BEGIN Data supplied

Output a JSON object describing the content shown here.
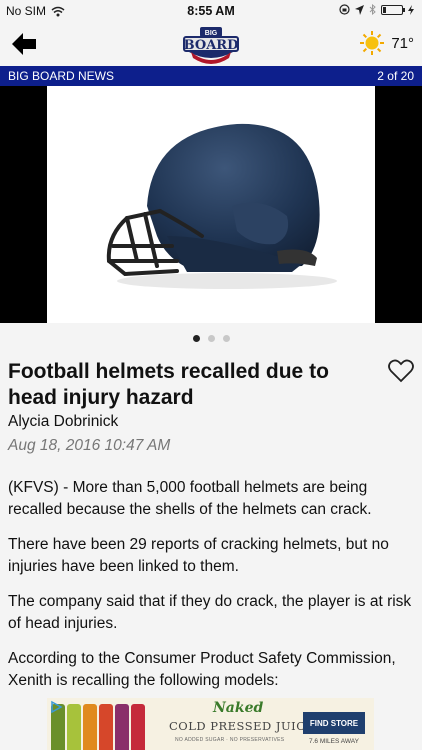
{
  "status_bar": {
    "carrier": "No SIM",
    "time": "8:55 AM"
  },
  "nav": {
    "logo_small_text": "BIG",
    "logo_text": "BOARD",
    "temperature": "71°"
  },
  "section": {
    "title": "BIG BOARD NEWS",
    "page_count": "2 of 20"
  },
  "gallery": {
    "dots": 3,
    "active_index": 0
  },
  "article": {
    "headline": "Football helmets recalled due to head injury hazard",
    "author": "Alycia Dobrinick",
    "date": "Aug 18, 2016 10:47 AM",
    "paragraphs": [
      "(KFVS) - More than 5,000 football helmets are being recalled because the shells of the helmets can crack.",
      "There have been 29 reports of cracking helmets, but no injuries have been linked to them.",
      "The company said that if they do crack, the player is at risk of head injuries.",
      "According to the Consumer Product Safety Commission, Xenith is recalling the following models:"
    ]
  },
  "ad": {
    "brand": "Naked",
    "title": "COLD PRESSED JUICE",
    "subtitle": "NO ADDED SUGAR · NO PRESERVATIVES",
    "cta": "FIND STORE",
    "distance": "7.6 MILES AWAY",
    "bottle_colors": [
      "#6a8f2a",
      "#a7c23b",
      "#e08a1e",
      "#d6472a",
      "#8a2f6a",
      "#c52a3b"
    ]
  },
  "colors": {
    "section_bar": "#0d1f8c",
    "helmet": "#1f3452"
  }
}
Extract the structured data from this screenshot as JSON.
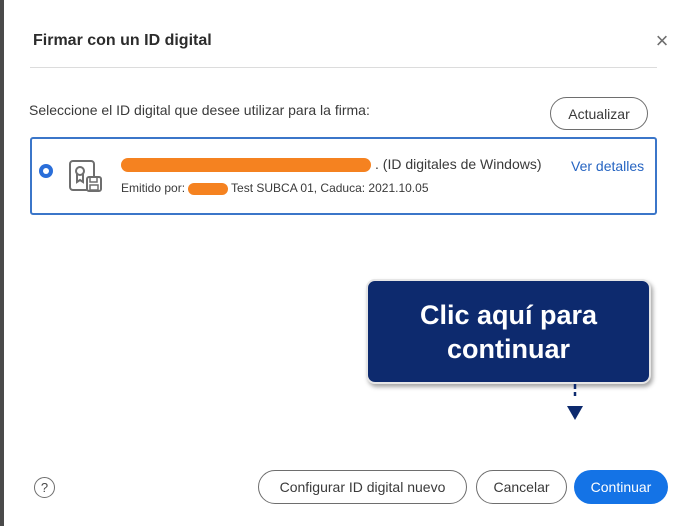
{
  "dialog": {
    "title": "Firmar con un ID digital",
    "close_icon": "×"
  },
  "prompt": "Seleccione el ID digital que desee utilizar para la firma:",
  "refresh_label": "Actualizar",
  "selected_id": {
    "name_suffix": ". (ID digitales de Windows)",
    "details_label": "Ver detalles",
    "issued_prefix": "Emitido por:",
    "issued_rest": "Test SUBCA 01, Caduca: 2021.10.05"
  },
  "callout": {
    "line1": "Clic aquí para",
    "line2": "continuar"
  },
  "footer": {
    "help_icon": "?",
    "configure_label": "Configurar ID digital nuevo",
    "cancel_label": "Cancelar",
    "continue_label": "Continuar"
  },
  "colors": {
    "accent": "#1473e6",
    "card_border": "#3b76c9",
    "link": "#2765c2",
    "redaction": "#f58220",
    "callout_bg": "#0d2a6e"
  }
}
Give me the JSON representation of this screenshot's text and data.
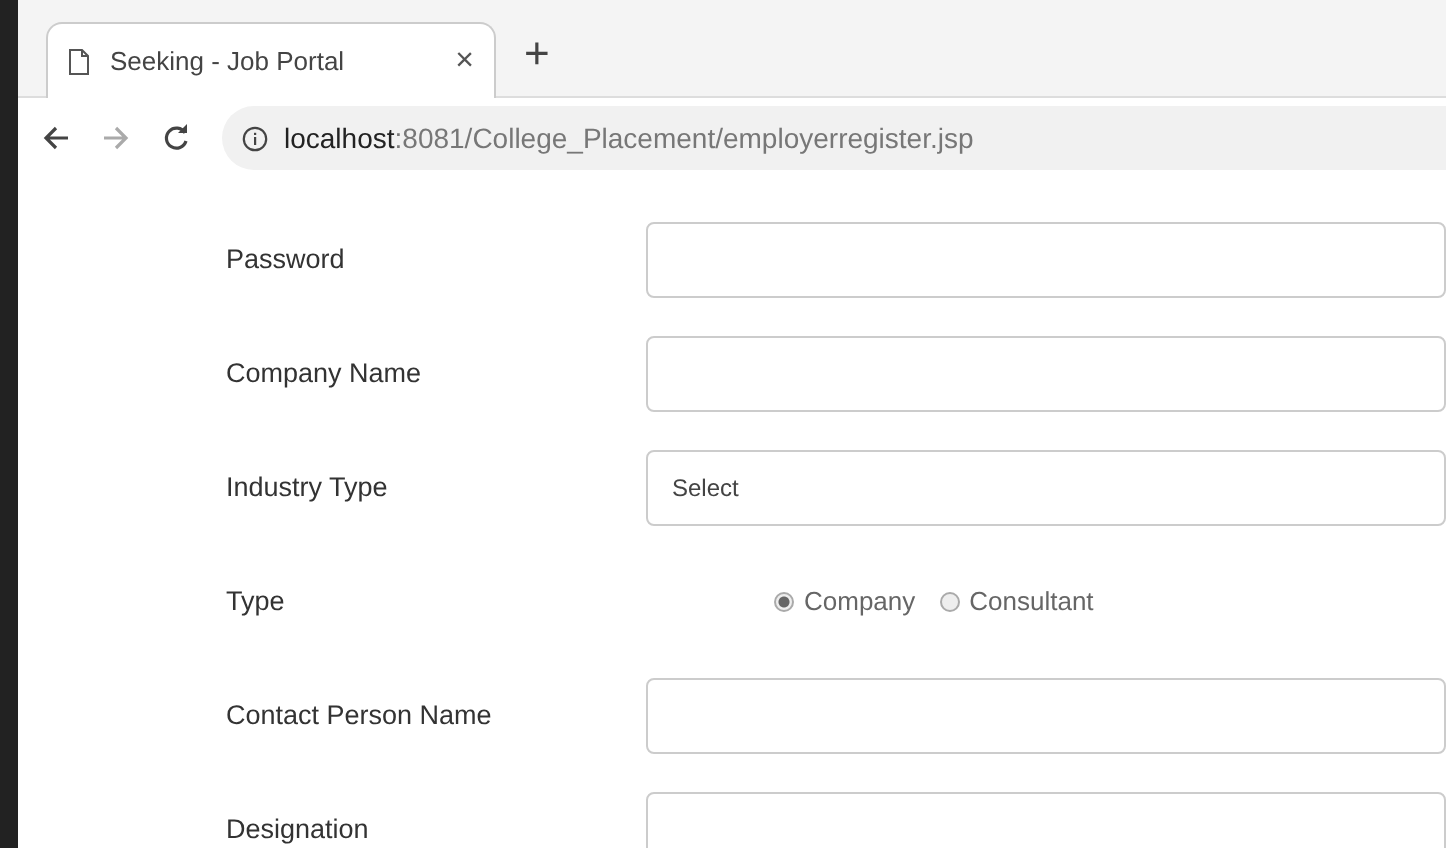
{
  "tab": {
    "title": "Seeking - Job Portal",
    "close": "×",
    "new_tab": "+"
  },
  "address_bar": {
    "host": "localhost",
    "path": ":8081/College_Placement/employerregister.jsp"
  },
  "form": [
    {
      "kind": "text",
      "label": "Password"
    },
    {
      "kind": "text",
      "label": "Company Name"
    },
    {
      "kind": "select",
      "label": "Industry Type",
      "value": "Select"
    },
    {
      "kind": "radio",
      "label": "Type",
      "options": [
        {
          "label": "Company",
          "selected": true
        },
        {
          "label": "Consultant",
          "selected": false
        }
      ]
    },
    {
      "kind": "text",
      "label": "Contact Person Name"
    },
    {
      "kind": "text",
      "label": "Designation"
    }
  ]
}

END Data supplied

▸ **Task prompt**
Every line of the material is to be quoted exactly, with no pictures carried over.

▸ **Right answer**
Output a JSON object describing the content shown here.
{
  "status_bar": {
    "carrier": "No SIM",
    "time": "8:55 AM"
  },
  "nav": {
    "logo_small_text": "BIG",
    "logo_text": "BOARD",
    "temperature": "71°"
  },
  "section": {
    "title": "BIG BOARD NEWS",
    "page_count": "2 of 20"
  },
  "gallery": {
    "dots": 3,
    "active_index": 0
  },
  "article": {
    "headline": "Football helmets recalled due to head injury hazard",
    "author": "Alycia Dobrinick",
    "date": "Aug 18, 2016 10:47 AM",
    "paragraphs": [
      "(KFVS) - More than 5,000 football helmets are being recalled because the shells of the helmets can crack.",
      "There have been 29 reports of cracking helmets, but no injuries have been linked to them.",
      "The company said that if they do crack, the player is at risk of head injuries.",
      "According to the Consumer Product Safety Commission, Xenith is recalling the following models:"
    ]
  },
  "ad": {
    "brand": "Naked",
    "title": "COLD PRESSED JUICE",
    "subtitle": "NO ADDED SUGAR · NO PRESERVATIVES",
    "cta": "FIND STORE",
    "distance": "7.6 MILES AWAY",
    "bottle_colors": [
      "#6a8f2a",
      "#a7c23b",
      "#e08a1e",
      "#d6472a",
      "#8a2f6a",
      "#c52a3b"
    ]
  },
  "colors": {
    "section_bar": "#0d1f8c",
    "helmet": "#1f3452"
  }
}
Extract the structured data from this screenshot as JSON.
{
  "dialog": {
    "title": "Firmar con un ID digital",
    "close_icon": "×"
  },
  "prompt": "Seleccione el ID digital que desee utilizar para la firma:",
  "refresh_label": "Actualizar",
  "selected_id": {
    "name_suffix": ". (ID digitales de Windows)",
    "details_label": "Ver detalles",
    "issued_prefix": "Emitido por:",
    "issued_rest": "Test SUBCA 01, Caduca: 2021.10.05"
  },
  "callout": {
    "line1": "Clic aquí para",
    "line2": "continuar"
  },
  "footer": {
    "help_icon": "?",
    "configure_label": "Configurar ID digital nuevo",
    "cancel_label": "Cancelar",
    "continue_label": "Continuar"
  },
  "colors": {
    "accent": "#1473e6",
    "card_border": "#3b76c9",
    "link": "#2765c2",
    "redaction": "#f58220",
    "callout_bg": "#0d2a6e"
  }
}
Give me the JSON representation of this screenshot's text and data.
{
  "tab": {
    "title": "Seeking - Job Portal",
    "close": "×",
    "new_tab": "+"
  },
  "address_bar": {
    "host": "localhost",
    "path": ":8081/College_Placement/employerregister.jsp"
  },
  "form": [
    {
      "kind": "text",
      "label": "Password"
    },
    {
      "kind": "text",
      "label": "Company Name"
    },
    {
      "kind": "select",
      "label": "Industry Type",
      "value": "Select"
    },
    {
      "kind": "radio",
      "label": "Type",
      "options": [
        {
          "label": "Company",
          "selected": true
        },
        {
          "label": "Consultant",
          "selected": false
        }
      ]
    },
    {
      "kind": "text",
      "label": "Contact Person Name"
    },
    {
      "kind": "text",
      "label": "Designation"
    }
  ]
}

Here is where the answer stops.